» Brief: Transcribe the listing in full, excluding any pictures.

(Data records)
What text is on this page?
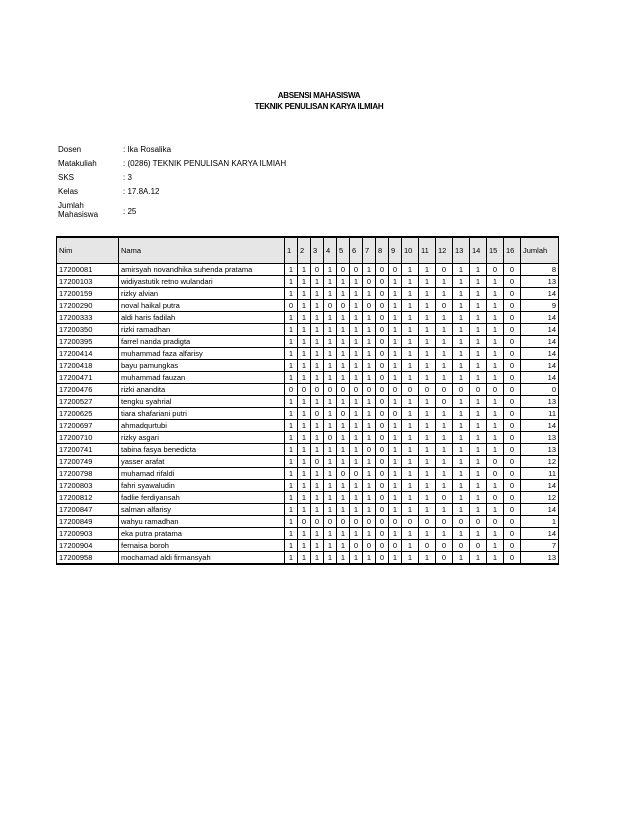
ABSENSI MAHASISWA
TEKNIK PENULISAN KARYA ILMIAH
Dosen	: Ika Rosalika
Matakuliah	: (0286) TEKNIK PENULISAN KARYA ILMIAH
SKS	: 3
Kelas	: 17.8A.12
Jumlah Mahasiswa	: 25
Nim	Nama	1	2	3	4	5	6	7	8	9	10	11	12	13	14	15	16	Jumlah
17200081	amirsyah novandhika suhenda pratama	1	1	0	1	0	0	1	0	0	1	1	0	1	1	0	0	8
17200103	widiyastutik retno wulandari	1	1	1	1	1	1	0	0	1	1	1	1	1	1	1	0	13
17200159	rizky alvian	1	1	1	1	1	1	1	0	1	1	1	1	1	1	1	0	14
17200290	noval haikal putra	0	1	1	0	0	1	0	0	1	1	1	0	1	1	1	0	9
17200333	aldi haris fadilah	1	1	1	1	1	1	1	0	1	1	1	1	1	1	1	0	14
17200350	rizki ramadhan	1	1	1	1	1	1	1	0	1	1	1	1	1	1	1	0	14
17200395	farrel nanda pradigta	1	1	1	1	1	1	1	0	1	1	1	1	1	1	1	0	14
17200414	muhammad faza alfarisy	1	1	1	1	1	1	1	0	1	1	1	1	1	1	1	0	14
17200418	bayu pamungkas	1	1	1	1	1	1	1	0	1	1	1	1	1	1	1	0	14
17200471	muhammad fauzan	1	1	1	1	1	1	1	0	1	1	1	1	1	1	1	0	14
17200476	rizki anandita	0	0	0	0	0	0	0	0	0	0	0	0	0	0	0	0	0
17200527	tengku syahrial	1	1	1	1	1	1	1	0	1	1	1	0	1	1	1	0	13
17200625	tiara shafariani putri	1	1	0	1	0	1	1	0	0	1	1	1	1	1	1	0	11
17200697	ahmadqurtubi	1	1	1	1	1	1	1	0	1	1	1	1	1	1	1	0	14
17200710	rizky asgari	1	1	1	0	1	1	1	0	1	1	1	1	1	1	1	0	13
17200741	tabina fasya benedicta	1	1	1	1	1	1	0	0	1	1	1	1	1	1	1	0	13
17200749	yasser arafat	1	1	0	1	1	1	1	0	1	1	1	1	1	1	0	0	12
17200798	muhamad rifaldi	1	1	1	1	0	0	1	0	1	1	1	1	1	1	0	0	11
17200803	fahri syawaludin	1	1	1	1	1	1	1	0	1	1	1	1	1	1	1	0	14
17200812	fadlie ferdiyansah	1	1	1	1	1	1	1	0	1	1	1	0	1	1	0	0	12
17200847	salman alfarisy	1	1	1	1	1	1	1	0	1	1	1	1	1	1	1	0	14
17200849	wahyu ramadhan	1	0	0	0	0	0	0	0	0	0	0	0	0	0	0	0	1
17200903	eka putra pratama	1	1	1	1	1	1	1	0	1	1	1	1	1	1	1	0	14
17200904	fernaisa boroh	1	1	1	1	1	0	0	0	0	1	0	0	0	0	1	0	7
17200958	mochamad aldi firmansyah	1	1	1	1	1	1	1	0	1	1	1	0	1	1	1	0	13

» The response:
What text is on this page?
ABSENSI MAHASISWA
TEKNIK PENULISAN KARYA ILMIAH
Dosen	: Ika Rosalika
Matakuliah	: (0286) TEKNIK PENULISAN KARYA ILMIAH
SKS	: 3
Kelas	: 17.8A.12
Jumlah Mahasiswa	: 25
Nim	Nama	1	2	3	4	5	6	7	8	9	10	11	12	13	14	15	16	Jumlah
17200081	amirsyah novandhika suhenda pratama	1	1	0	1	0	0	1	0	0	1	1	0	1	1	0	0	8
17200103	widiyastutik retno wulandari	1	1	1	1	1	1	0	0	1	1	1	1	1	1	1	0	13
17200159	rizky alvian	1	1	1	1	1	1	1	0	1	1	1	1	1	1	1	0	14
17200290	noval haikal putra	0	1	1	0	0	1	0	0	1	1	1	0	1	1	1	0	9
17200333	aldi haris fadilah	1	1	1	1	1	1	1	0	1	1	1	1	1	1	1	0	14
17200350	rizki ramadhan	1	1	1	1	1	1	1	0	1	1	1	1	1	1	1	0	14
17200395	farrel nanda pradigta	1	1	1	1	1	1	1	0	1	1	1	1	1	1	1	0	14
17200414	muhammad faza alfarisy	1	1	1	1	1	1	1	0	1	1	1	1	1	1	1	0	14
17200418	bayu pamungkas	1	1	1	1	1	1	1	0	1	1	1	1	1	1	1	0	14
17200471	muhammad fauzan	1	1	1	1	1	1	1	0	1	1	1	1	1	1	1	0	14
17200476	rizki anandita	0	0	0	0	0	0	0	0	0	0	0	0	0	0	0	0	0
17200527	tengku syahrial	1	1	1	1	1	1	1	0	1	1	1	0	1	1	1	0	13
17200625	tiara shafariani putri	1	1	0	1	0	1	1	0	0	1	1	1	1	1	1	0	11
17200697	ahmadqurtubi	1	1	1	1	1	1	1	0	1	1	1	1	1	1	1	0	14
17200710	rizky asgari	1	1	1	0	1	1	1	0	1	1	1	1	1	1	1	0	13
17200741	tabina fasya benedicta	1	1	1	1	1	1	0	0	1	1	1	1	1	1	1	0	13
17200749	yasser arafat	1	1	0	1	1	1	1	0	1	1	1	1	1	1	0	0	12
17200798	muhamad rifaldi	1	1	1	1	0	0	1	0	1	1	1	1	1	1	0	0	11
17200803	fahri syawaludin	1	1	1	1	1	1	1	0	1	1	1	1	1	1	1	0	14
17200812	fadlie ferdiyansah	1	1	1	1	1	1	1	0	1	1	1	0	1	1	0	0	12
17200847	salman alfarisy	1	1	1	1	1	1	1	0	1	1	1	1	1	1	1	0	14
17200849	wahyu ramadhan	1	0	0	0	0	0	0	0	0	0	0	0	0	0	0	0	1
17200903	eka putra pratama	1	1	1	1	1	1	1	0	1	1	1	1	1	1	1	0	14
17200904	fernaisa boroh	1	1	1	1	1	0	0	0	0	1	0	0	0	0	1	0	7
17200958	mochamad aldi firmansyah	1	1	1	1	1	1	1	0	1	1	1	0	1	1	1	0	13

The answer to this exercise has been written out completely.